(Source data)
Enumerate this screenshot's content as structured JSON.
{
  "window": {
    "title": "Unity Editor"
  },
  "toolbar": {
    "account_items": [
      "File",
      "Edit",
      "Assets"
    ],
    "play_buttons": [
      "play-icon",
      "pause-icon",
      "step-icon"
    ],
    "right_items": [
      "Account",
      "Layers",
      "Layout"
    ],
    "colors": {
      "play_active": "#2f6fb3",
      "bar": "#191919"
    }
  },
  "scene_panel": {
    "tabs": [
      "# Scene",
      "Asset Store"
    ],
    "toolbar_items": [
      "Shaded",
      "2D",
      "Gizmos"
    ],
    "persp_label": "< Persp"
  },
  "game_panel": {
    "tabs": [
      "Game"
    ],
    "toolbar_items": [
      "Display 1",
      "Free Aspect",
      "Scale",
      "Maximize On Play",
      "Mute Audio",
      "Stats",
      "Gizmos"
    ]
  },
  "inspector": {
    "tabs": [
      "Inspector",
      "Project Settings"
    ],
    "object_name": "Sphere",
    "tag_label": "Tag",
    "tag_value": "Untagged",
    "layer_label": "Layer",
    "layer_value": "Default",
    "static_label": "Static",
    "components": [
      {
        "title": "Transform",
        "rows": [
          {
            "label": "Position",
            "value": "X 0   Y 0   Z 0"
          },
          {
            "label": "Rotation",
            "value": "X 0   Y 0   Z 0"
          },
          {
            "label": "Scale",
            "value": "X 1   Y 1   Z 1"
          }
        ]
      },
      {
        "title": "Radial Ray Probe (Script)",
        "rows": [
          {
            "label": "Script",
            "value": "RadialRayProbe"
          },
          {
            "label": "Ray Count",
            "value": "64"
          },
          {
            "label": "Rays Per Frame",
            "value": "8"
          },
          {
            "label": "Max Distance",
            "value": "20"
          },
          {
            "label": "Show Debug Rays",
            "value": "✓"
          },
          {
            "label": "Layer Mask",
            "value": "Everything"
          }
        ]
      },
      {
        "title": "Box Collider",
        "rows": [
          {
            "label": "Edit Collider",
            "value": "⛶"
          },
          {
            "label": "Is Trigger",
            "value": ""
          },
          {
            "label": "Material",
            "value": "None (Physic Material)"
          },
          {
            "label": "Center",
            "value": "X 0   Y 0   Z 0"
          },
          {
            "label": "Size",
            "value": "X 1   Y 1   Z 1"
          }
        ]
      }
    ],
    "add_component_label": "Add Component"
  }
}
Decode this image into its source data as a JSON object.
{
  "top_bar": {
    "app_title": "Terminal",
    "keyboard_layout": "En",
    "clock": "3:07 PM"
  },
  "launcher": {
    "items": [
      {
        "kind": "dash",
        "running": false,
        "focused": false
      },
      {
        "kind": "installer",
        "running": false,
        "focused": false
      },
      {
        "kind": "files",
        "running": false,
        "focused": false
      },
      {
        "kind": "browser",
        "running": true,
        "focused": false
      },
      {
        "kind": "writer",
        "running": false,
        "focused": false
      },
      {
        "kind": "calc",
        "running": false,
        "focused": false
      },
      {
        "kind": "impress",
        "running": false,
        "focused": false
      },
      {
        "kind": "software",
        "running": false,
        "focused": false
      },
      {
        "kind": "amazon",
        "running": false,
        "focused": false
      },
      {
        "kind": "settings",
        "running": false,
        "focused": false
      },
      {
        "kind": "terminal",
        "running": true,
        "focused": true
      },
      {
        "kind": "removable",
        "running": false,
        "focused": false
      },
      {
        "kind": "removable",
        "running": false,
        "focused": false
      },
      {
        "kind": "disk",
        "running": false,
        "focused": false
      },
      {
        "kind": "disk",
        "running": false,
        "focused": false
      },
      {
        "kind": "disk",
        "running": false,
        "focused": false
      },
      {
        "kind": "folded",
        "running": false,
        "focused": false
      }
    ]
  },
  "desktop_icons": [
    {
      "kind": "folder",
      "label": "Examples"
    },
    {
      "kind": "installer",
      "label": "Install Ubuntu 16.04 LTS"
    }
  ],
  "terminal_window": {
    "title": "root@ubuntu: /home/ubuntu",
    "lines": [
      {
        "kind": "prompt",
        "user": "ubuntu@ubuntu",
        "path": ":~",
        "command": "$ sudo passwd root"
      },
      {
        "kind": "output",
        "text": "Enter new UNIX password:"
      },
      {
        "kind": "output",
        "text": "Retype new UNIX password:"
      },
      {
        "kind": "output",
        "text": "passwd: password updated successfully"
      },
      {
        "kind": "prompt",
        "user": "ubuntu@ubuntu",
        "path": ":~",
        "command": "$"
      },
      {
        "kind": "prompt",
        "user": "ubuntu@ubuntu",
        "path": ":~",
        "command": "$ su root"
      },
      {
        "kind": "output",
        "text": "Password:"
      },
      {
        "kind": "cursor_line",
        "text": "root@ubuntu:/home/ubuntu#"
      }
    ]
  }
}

Problem to solve → The answer is a single number, the count of lines in the records that contain the string "root".

Correct output → 4